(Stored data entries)
↓

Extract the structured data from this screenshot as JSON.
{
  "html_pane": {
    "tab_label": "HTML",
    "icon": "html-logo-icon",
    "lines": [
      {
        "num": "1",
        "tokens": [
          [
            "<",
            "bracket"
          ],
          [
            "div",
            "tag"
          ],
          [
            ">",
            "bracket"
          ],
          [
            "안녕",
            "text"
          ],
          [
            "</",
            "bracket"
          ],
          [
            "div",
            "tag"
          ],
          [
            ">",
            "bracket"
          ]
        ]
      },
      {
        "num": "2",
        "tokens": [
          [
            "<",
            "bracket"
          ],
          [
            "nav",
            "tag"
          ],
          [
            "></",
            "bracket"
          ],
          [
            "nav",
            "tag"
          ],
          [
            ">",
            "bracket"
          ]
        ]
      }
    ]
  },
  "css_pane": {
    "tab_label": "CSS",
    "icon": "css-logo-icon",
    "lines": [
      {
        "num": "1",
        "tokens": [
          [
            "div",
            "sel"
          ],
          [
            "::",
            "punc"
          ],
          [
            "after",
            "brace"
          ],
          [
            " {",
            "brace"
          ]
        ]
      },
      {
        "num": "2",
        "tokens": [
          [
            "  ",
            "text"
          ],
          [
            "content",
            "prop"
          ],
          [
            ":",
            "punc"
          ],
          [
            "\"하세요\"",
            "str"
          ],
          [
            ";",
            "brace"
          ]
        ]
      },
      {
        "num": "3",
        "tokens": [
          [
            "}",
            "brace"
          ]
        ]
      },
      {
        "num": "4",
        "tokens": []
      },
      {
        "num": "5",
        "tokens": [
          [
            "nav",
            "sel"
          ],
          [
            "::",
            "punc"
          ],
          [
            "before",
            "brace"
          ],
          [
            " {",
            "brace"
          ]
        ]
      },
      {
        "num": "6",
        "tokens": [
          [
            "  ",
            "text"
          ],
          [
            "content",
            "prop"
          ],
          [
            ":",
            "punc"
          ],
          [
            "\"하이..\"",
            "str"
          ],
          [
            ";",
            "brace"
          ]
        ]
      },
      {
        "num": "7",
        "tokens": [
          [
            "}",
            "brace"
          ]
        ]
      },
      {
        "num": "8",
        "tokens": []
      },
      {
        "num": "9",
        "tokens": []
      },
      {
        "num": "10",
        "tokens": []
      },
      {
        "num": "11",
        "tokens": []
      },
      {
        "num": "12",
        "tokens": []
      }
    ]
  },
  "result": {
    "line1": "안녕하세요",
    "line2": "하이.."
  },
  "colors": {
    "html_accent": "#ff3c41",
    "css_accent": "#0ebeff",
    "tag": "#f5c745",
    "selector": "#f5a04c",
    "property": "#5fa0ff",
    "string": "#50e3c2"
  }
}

↑

Print all of the entries exactly as they appear.

Extract the structured data from this screenshot as JSON.
{
  "html_pane": {
    "tab_label": "HTML",
    "icon": "html-logo-icon",
    "lines": [
      {
        "num": "1",
        "tokens": [
          [
            "<",
            "bracket"
          ],
          [
            "div",
            "tag"
          ],
          [
            ">",
            "bracket"
          ],
          [
            "안녕",
            "text"
          ],
          [
            "</",
            "bracket"
          ],
          [
            "div",
            "tag"
          ],
          [
            ">",
            "bracket"
          ]
        ]
      },
      {
        "num": "2",
        "tokens": [
          [
            "<",
            "bracket"
          ],
          [
            "nav",
            "tag"
          ],
          [
            "></",
            "bracket"
          ],
          [
            "nav",
            "tag"
          ],
          [
            ">",
            "bracket"
          ]
        ]
      }
    ]
  },
  "css_pane": {
    "tab_label": "CSS",
    "icon": "css-logo-icon",
    "lines": [
      {
        "num": "1",
        "tokens": [
          [
            "div",
            "sel"
          ],
          [
            "::",
            "punc"
          ],
          [
            "after",
            "brace"
          ],
          [
            " {",
            "brace"
          ]
        ]
      },
      {
        "num": "2",
        "tokens": [
          [
            "  ",
            "text"
          ],
          [
            "content",
            "prop"
          ],
          [
            ":",
            "punc"
          ],
          [
            "\"하세요\"",
            "str"
          ],
          [
            ";",
            "brace"
          ]
        ]
      },
      {
        "num": "3",
        "tokens": [
          [
            "}",
            "brace"
          ]
        ]
      },
      {
        "num": "4",
        "tokens": []
      },
      {
        "num": "5",
        "tokens": [
          [
            "nav",
            "sel"
          ],
          [
            "::",
            "punc"
          ],
          [
            "before",
            "brace"
          ],
          [
            " {",
            "brace"
          ]
        ]
      },
      {
        "num": "6",
        "tokens": [
          [
            "  ",
            "text"
          ],
          [
            "content",
            "prop"
          ],
          [
            ":",
            "punc"
          ],
          [
            "\"하이..\"",
            "str"
          ],
          [
            ";",
            "brace"
          ]
        ]
      },
      {
        "num": "7",
        "tokens": [
          [
            "}",
            "brace"
          ]
        ]
      },
      {
        "num": "8",
        "tokens": []
      },
      {
        "num": "9",
        "tokens": []
      },
      {
        "num": "10",
        "tokens": []
      },
      {
        "num": "11",
        "tokens": []
      },
      {
        "num": "12",
        "tokens": []
      }
    ]
  },
  "result": {
    "line1": "안녕하세요",
    "line2": "하이.."
  },
  "colors": {
    "html_accent": "#ff3c41",
    "css_accent": "#0ebeff",
    "tag": "#f5c745",
    "selector": "#f5a04c",
    "property": "#5fa0ff",
    "string": "#50e3c2"
  }
}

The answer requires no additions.